EXERCISE DESCRIPTION:
From the first line to the last, copy the data exactly.

EXTRACTED DATA:

○ ○ ○ ○ ○ ○ ○

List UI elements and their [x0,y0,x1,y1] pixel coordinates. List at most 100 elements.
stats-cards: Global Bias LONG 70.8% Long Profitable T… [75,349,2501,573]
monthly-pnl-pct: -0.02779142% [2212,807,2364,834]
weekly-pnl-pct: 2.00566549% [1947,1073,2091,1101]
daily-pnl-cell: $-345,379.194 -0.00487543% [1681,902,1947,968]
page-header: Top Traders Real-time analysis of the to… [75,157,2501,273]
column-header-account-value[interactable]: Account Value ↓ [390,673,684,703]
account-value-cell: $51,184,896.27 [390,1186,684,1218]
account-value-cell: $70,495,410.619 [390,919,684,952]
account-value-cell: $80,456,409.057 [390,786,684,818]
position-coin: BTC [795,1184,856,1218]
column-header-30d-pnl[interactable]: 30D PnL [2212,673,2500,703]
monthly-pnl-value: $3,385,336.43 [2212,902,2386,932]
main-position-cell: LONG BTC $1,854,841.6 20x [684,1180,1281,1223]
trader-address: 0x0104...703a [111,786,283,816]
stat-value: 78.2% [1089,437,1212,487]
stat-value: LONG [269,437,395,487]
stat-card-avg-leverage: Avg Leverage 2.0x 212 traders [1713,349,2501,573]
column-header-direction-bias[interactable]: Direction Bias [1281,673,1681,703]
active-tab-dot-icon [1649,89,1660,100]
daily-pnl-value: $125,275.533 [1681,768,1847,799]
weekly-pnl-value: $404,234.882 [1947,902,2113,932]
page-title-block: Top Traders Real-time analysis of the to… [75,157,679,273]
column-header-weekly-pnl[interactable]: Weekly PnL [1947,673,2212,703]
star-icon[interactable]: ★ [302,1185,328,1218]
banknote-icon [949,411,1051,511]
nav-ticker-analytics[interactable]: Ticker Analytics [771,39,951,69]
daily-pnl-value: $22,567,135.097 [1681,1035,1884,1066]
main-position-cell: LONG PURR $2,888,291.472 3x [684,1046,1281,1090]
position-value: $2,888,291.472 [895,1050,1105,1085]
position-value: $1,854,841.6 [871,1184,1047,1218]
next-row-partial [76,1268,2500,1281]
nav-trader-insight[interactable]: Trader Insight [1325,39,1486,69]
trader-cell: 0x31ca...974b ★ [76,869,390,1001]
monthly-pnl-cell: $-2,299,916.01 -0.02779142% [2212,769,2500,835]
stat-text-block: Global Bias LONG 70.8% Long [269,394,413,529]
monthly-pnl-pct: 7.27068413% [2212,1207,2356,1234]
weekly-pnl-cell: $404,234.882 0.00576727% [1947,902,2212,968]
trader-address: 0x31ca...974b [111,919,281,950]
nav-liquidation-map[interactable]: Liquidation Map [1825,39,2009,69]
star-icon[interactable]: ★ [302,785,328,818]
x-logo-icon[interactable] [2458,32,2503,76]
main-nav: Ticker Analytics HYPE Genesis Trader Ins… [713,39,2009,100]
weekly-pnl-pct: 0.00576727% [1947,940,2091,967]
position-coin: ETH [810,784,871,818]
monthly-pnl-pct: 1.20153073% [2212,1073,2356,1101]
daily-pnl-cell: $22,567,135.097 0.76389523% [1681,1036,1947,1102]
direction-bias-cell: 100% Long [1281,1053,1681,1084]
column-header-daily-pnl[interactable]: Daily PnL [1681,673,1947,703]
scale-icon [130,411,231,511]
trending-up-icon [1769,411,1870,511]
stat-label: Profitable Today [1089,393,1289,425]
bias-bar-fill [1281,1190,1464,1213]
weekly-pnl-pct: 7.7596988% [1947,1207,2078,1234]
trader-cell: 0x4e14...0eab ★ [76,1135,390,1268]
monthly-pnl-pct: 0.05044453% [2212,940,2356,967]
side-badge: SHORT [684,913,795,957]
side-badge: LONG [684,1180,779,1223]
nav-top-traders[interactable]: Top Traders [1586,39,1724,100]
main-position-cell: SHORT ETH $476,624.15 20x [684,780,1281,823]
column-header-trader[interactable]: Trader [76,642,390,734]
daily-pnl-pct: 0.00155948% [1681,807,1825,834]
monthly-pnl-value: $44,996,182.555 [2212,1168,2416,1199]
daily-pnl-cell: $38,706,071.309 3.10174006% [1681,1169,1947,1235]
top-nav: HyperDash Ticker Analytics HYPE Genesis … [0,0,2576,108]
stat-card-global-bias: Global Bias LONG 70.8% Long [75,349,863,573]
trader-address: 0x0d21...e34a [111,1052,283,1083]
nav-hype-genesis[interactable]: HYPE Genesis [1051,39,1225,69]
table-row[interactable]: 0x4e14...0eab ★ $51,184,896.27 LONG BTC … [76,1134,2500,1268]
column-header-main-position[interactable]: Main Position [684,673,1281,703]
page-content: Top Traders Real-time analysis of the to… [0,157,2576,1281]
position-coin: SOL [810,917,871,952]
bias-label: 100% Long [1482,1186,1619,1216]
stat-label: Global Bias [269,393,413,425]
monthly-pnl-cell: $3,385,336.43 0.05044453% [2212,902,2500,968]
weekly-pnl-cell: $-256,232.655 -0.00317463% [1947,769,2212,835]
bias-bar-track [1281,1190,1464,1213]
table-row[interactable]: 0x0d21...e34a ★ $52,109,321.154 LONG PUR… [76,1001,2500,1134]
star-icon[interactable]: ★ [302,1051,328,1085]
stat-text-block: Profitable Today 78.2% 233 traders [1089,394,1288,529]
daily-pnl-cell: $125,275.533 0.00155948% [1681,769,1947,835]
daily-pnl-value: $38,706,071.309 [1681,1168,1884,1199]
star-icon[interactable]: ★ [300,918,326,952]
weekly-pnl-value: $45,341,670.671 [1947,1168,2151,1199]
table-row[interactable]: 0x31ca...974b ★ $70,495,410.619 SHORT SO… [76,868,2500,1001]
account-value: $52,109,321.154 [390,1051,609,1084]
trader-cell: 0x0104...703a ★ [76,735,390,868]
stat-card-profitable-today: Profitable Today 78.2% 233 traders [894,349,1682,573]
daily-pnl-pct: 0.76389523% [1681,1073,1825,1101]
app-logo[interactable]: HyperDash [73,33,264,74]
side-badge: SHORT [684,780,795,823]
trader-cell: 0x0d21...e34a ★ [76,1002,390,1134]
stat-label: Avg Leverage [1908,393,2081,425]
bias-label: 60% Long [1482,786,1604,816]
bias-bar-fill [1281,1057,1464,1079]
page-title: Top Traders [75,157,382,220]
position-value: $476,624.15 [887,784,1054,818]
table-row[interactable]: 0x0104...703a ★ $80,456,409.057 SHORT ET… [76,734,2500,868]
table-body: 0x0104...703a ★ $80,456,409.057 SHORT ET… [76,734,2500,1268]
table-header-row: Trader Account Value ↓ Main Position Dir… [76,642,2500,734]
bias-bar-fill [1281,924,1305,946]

○ ○ ○ ○ ○ ○ ○

REPLY TO THE EXERCISE:
List UI elements and their [x0,y0,x1,y1] pixel coordinates. List at most 100 elements.
stats-cards: Global Bias LONG 70.8% Long Profitable T… [75,349,2501,573]
monthly-pnl-pct: -0.02779142% [2212,807,2364,834]
weekly-pnl-pct: 2.00566549% [1947,1073,2091,1101]
daily-pnl-cell: $-345,379.194 -0.00487543% [1681,902,1947,968]
page-header: Top Traders Real-time analysis of the to… [75,157,2501,273]
column-header-account-value[interactable]: Account Value ↓ [390,673,684,703]
account-value-cell: $51,184,896.27 [390,1186,684,1218]
account-value-cell: $70,495,410.619 [390,919,684,952]
account-value-cell: $80,456,409.057 [390,786,684,818]
position-coin: BTC [795,1184,856,1218]
column-header-30d-pnl[interactable]: 30D PnL [2212,673,2500,703]
monthly-pnl-value: $3,385,336.43 [2212,902,2386,932]
main-position-cell: LONG BTC $1,854,841.6 20x [684,1180,1281,1223]
trader-address: 0x0104...703a [111,786,283,816]
stat-value: 78.2% [1089,437,1212,487]
stat-value: LONG [269,437,395,487]
stat-card-avg-leverage: Avg Leverage 2.0x 212 traders [1713,349,2501,573]
column-header-direction-bias[interactable]: Direction Bias [1281,673,1681,703]
active-tab-dot-icon [1649,89,1660,100]
daily-pnl-value: $125,275.533 [1681,768,1847,799]
weekly-pnl-value: $404,234.882 [1947,902,2113,932]
page-title-block: Top Traders Real-time analysis of the to… [75,157,679,273]
column-header-weekly-pnl[interactable]: Weekly PnL [1947,673,2212,703]
star-icon[interactable]: ★ [302,1185,328,1218]
banknote-icon [949,411,1051,511]
nav-ticker-analytics[interactable]: Ticker Analytics [771,39,951,69]
daily-pnl-value: $22,567,135.097 [1681,1035,1884,1066]
main-position-cell: LONG PURR $2,888,291.472 3x [684,1046,1281,1090]
position-value: $2,888,291.472 [895,1050,1105,1085]
position-value: $1,854,841.6 [871,1184,1047,1218]
next-row-partial [76,1268,2500,1281]
nav-trader-insight[interactable]: Trader Insight [1325,39,1486,69]
trader-cell: 0x31ca...974b ★ [76,869,390,1001]
monthly-pnl-cell: $-2,299,916.01 -0.02779142% [2212,769,2500,835]
stat-text-block: Global Bias LONG 70.8% Long [269,394,413,529]
monthly-pnl-pct: 7.27068413% [2212,1207,2356,1234]
weekly-pnl-cell: $404,234.882 0.00576727% [1947,902,2212,968]
trader-address: 0x31ca...974b [111,919,281,950]
nav-liquidation-map[interactable]: Liquidation Map [1825,39,2009,69]
star-icon[interactable]: ★ [302,785,328,818]
x-logo-icon[interactable] [2458,32,2503,76]
main-nav: Ticker Analytics HYPE Genesis Trader Ins… [713,39,2009,100]
weekly-pnl-pct: 0.00576727% [1947,940,2091,967]
position-coin: ETH [810,784,871,818]
monthly-pnl-pct: 1.20153073% [2212,1073,2356,1101]
daily-pnl-cell: $22,567,135.097 0.76389523% [1681,1036,1947,1102]
direction-bias-cell: 100% Long [1281,1053,1681,1084]
column-header-daily-pnl[interactable]: Daily PnL [1681,673,1947,703]
scale-icon [130,411,231,511]
trending-up-icon [1769,411,1870,511]
stat-label: Profitable Today [1089,393,1289,425]
bias-bar-fill [1281,1190,1464,1213]
weekly-pnl-pct: 7.7596988% [1947,1207,2078,1234]
trader-cell: 0x4e14...0eab ★ [76,1135,390,1268]
monthly-pnl-pct: 0.05044453% [2212,940,2356,967]
side-badge: SHORT [684,913,795,957]
side-badge: LONG [684,1180,779,1223]
nav-top-traders[interactable]: Top Traders [1586,39,1724,100]
main-position-cell: SHORT ETH $476,624.15 20x [684,780,1281,823]
column-header-trader[interactable]: Trader [76,642,390,734]
daily-pnl-pct: 0.00155948% [1681,807,1825,834]
monthly-pnl-value: $44,996,182.555 [2212,1168,2416,1199]
daily-pnl-cell: $38,706,071.309 3.10174006% [1681,1169,1947,1235]
top-nav: HyperDash Ticker Analytics HYPE Genesis … [0,0,2576,108]
stat-card-global-bias: Global Bias LONG 70.8% Long [75,349,863,573]
trader-address: 0x0d21...e34a [111,1052,283,1083]
nav-hype-genesis[interactable]: HYPE Genesis [1051,39,1225,69]
table-row[interactable]: 0x4e14...0eab ★ $51,184,896.27 LONG BTC … [76,1134,2500,1268]
column-header-main-position[interactable]: Main Position [684,673,1281,703]
page-content: Top Traders Real-time analysis of the to… [0,157,2576,1281]
position-coin: SOL [810,917,871,952]
bias-label: 100% Long [1482,1186,1619,1216]
stat-label: Global Bias [269,393,413,425]
monthly-pnl-cell: $3,385,336.43 0.05044453% [2212,902,2500,968]
weekly-pnl-cell: $-256,232.655 -0.00317463% [1947,769,2212,835]
bias-bar-track [1281,1190,1464,1213]
table-row[interactable]: 0x0d21...e34a ★ $52,109,321.154 LONG PUR… [76,1001,2500,1134]
star-icon[interactable]: ★ [302,1051,328,1085]
stat-text-block: Profitable Today 78.2% 233 traders [1089,394,1288,529]
daily-pnl-cell: $125,275.533 0.00155948% [1681,769,1947,835]
daily-pnl-value: $38,706,071.309 [1681,1168,1884,1199]
star-icon[interactable]: ★ [300,918,326,952]
weekly-pnl-value: $45,341,670.671 [1947,1168,2151,1199]
table-row[interactable]: 0x31ca...974b ★ $70,495,410.619 SHORT SO… [76,868,2500,1001]
account-value: $52,109,321.154 [390,1051,609,1084]
trader-cell: 0x0104...703a ★ [76,735,390,868]
stat-card-profitable-today: Profitable Today 78.2% 233 traders [894,349,1682,573]
daily-pnl-pct: 0.76389523% [1681,1073,1825,1101]
app-logo[interactable]: HyperDash [73,33,264,74]
side-badge: SHORT [684,780,795,823]
trader-cell: 0x0d21...e34a ★ [76,1002,390,1134]
stat-label: Avg Leverage [1908,393,2081,425]
bias-label: 60% Long [1482,786,1604,816]
bias-bar-fill [1281,1057,1464,1079]
page-title: Top Traders [75,157,382,220]
position-value: $476,624.15 [887,784,1054,818]
table-row[interactable]: 0x0104...703a ★ $80,456,409.057 SHORT ET… [76,734,2500,868]
table-body: 0x0104...703a ★ $80,456,409.057 SHORT ET… [76,734,2500,1268]
table-header-row: Trader Account Value ↓ Main Position Dir… [76,642,2500,734]
bias-bar-fill [1281,924,1305,946]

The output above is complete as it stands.